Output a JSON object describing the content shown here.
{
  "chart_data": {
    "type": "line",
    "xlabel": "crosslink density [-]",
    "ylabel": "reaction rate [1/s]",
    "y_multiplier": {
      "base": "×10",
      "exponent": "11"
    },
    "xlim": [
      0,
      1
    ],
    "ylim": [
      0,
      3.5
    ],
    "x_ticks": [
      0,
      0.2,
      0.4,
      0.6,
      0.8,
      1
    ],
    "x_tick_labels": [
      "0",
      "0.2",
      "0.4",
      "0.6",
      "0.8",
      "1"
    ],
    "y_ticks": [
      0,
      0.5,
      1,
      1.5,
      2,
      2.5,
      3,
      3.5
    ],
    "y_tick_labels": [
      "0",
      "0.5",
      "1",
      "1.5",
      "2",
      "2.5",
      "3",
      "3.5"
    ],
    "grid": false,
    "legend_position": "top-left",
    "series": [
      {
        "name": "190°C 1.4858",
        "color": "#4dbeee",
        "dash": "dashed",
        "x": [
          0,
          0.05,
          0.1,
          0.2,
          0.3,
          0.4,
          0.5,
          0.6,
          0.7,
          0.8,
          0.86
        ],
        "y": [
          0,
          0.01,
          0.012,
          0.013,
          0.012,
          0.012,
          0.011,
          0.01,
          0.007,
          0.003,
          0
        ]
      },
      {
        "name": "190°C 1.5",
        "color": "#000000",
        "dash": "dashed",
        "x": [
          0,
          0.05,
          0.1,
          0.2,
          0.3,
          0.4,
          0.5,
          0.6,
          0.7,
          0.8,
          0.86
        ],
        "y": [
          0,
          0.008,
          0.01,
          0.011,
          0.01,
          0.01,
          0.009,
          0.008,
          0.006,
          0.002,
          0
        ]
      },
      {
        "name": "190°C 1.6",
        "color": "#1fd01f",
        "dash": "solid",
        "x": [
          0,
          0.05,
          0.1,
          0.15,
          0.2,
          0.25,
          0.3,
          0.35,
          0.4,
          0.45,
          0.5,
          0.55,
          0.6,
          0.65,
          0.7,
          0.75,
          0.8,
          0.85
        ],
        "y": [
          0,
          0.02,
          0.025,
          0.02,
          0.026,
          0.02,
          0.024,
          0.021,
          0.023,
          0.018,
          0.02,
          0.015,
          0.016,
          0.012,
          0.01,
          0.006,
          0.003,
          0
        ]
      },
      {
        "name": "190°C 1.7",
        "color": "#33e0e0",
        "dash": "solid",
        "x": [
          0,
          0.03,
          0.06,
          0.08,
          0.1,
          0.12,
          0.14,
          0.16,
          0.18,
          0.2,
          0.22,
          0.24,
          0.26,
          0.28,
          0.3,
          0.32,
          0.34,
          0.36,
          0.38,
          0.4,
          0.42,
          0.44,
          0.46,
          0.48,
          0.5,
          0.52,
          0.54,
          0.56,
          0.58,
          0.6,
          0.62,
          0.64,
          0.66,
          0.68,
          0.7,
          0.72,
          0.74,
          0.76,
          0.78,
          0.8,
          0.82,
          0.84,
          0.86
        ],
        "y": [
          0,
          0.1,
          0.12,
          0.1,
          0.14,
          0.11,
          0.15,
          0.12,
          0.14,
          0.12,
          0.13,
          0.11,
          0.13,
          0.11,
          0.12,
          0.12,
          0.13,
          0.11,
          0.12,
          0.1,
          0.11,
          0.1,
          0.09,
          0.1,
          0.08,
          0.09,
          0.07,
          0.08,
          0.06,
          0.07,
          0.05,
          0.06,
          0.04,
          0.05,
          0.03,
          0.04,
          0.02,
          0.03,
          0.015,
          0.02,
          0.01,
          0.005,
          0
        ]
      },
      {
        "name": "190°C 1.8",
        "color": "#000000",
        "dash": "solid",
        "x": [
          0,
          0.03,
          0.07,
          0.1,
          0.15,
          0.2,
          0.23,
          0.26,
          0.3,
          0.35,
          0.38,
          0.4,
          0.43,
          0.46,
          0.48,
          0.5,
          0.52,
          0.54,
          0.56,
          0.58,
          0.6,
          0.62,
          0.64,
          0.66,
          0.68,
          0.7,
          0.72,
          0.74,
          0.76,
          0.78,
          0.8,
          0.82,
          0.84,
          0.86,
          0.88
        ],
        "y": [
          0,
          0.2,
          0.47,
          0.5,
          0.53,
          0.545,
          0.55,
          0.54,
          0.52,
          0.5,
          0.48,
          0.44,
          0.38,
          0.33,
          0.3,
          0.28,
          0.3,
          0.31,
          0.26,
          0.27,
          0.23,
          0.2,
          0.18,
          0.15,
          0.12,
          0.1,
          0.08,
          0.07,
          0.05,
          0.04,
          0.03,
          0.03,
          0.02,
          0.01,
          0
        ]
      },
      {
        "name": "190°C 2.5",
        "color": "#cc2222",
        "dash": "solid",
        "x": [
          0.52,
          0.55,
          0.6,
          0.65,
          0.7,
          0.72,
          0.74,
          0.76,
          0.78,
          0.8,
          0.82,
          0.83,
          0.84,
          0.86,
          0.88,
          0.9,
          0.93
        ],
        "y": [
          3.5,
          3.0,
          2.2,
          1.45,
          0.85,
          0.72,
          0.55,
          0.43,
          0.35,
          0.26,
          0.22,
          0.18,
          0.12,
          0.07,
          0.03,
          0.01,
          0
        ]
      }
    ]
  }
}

GOAL => Your task is to reproduce all of the records exactly.

EXERCISE RESULT =>
Output a JSON object describing the content shown here.
{
  "chart_data": {
    "type": "line",
    "xlabel": "crosslink density [-]",
    "ylabel": "reaction rate [1/s]",
    "y_multiplier": {
      "base": "×10",
      "exponent": "11"
    },
    "xlim": [
      0,
      1
    ],
    "ylim": [
      0,
      3.5
    ],
    "x_ticks": [
      0,
      0.2,
      0.4,
      0.6,
      0.8,
      1
    ],
    "x_tick_labels": [
      "0",
      "0.2",
      "0.4",
      "0.6",
      "0.8",
      "1"
    ],
    "y_ticks": [
      0,
      0.5,
      1,
      1.5,
      2,
      2.5,
      3,
      3.5
    ],
    "y_tick_labels": [
      "0",
      "0.5",
      "1",
      "1.5",
      "2",
      "2.5",
      "3",
      "3.5"
    ],
    "grid": false,
    "legend_position": "top-left",
    "series": [
      {
        "name": "190°C 1.4858",
        "color": "#4dbeee",
        "dash": "dashed",
        "x": [
          0,
          0.05,
          0.1,
          0.2,
          0.3,
          0.4,
          0.5,
          0.6,
          0.7,
          0.8,
          0.86
        ],
        "y": [
          0,
          0.01,
          0.012,
          0.013,
          0.012,
          0.012,
          0.011,
          0.01,
          0.007,
          0.003,
          0
        ]
      },
      {
        "name": "190°C 1.5",
        "color": "#000000",
        "dash": "dashed",
        "x": [
          0,
          0.05,
          0.1,
          0.2,
          0.3,
          0.4,
          0.5,
          0.6,
          0.7,
          0.8,
          0.86
        ],
        "y": [
          0,
          0.008,
          0.01,
          0.011,
          0.01,
          0.01,
          0.009,
          0.008,
          0.006,
          0.002,
          0
        ]
      },
      {
        "name": "190°C 1.6",
        "color": "#1fd01f",
        "dash": "solid",
        "x": [
          0,
          0.05,
          0.1,
          0.15,
          0.2,
          0.25,
          0.3,
          0.35,
          0.4,
          0.45,
          0.5,
          0.55,
          0.6,
          0.65,
          0.7,
          0.75,
          0.8,
          0.85
        ],
        "y": [
          0,
          0.02,
          0.025,
          0.02,
          0.026,
          0.02,
          0.024,
          0.021,
          0.023,
          0.018,
          0.02,
          0.015,
          0.016,
          0.012,
          0.01,
          0.006,
          0.003,
          0
        ]
      },
      {
        "name": "190°C 1.7",
        "color": "#33e0e0",
        "dash": "solid",
        "x": [
          0,
          0.03,
          0.06,
          0.08,
          0.1,
          0.12,
          0.14,
          0.16,
          0.18,
          0.2,
          0.22,
          0.24,
          0.26,
          0.28,
          0.3,
          0.32,
          0.34,
          0.36,
          0.38,
          0.4,
          0.42,
          0.44,
          0.46,
          0.48,
          0.5,
          0.52,
          0.54,
          0.56,
          0.58,
          0.6,
          0.62,
          0.64,
          0.66,
          0.68,
          0.7,
          0.72,
          0.74,
          0.76,
          0.78,
          0.8,
          0.82,
          0.84,
          0.86
        ],
        "y": [
          0,
          0.1,
          0.12,
          0.1,
          0.14,
          0.11,
          0.15,
          0.12,
          0.14,
          0.12,
          0.13,
          0.11,
          0.13,
          0.11,
          0.12,
          0.12,
          0.13,
          0.11,
          0.12,
          0.1,
          0.11,
          0.1,
          0.09,
          0.1,
          0.08,
          0.09,
          0.07,
          0.08,
          0.06,
          0.07,
          0.05,
          0.06,
          0.04,
          0.05,
          0.03,
          0.04,
          0.02,
          0.03,
          0.015,
          0.02,
          0.01,
          0.005,
          0
        ]
      },
      {
        "name": "190°C 1.8",
        "color": "#000000",
        "dash": "solid",
        "x": [
          0,
          0.03,
          0.07,
          0.1,
          0.15,
          0.2,
          0.23,
          0.26,
          0.3,
          0.35,
          0.38,
          0.4,
          0.43,
          0.46,
          0.48,
          0.5,
          0.52,
          0.54,
          0.56,
          0.58,
          0.6,
          0.62,
          0.64,
          0.66,
          0.68,
          0.7,
          0.72,
          0.74,
          0.76,
          0.78,
          0.8,
          0.82,
          0.84,
          0.86,
          0.88
        ],
        "y": [
          0,
          0.2,
          0.47,
          0.5,
          0.53,
          0.545,
          0.55,
          0.54,
          0.52,
          0.5,
          0.48,
          0.44,
          0.38,
          0.33,
          0.3,
          0.28,
          0.3,
          0.31,
          0.26,
          0.27,
          0.23,
          0.2,
          0.18,
          0.15,
          0.12,
          0.1,
          0.08,
          0.07,
          0.05,
          0.04,
          0.03,
          0.03,
          0.02,
          0.01,
          0
        ]
      },
      {
        "name": "190°C 2.5",
        "color": "#cc2222",
        "dash": "solid",
        "x": [
          0.52,
          0.55,
          0.6,
          0.65,
          0.7,
          0.72,
          0.74,
          0.76,
          0.78,
          0.8,
          0.82,
          0.83,
          0.84,
          0.86,
          0.88,
          0.9,
          0.93
        ],
        "y": [
          3.5,
          3.0,
          2.2,
          1.45,
          0.85,
          0.72,
          0.55,
          0.43,
          0.35,
          0.26,
          0.22,
          0.18,
          0.12,
          0.07,
          0.03,
          0.01,
          0
        ]
      }
    ]
  }
}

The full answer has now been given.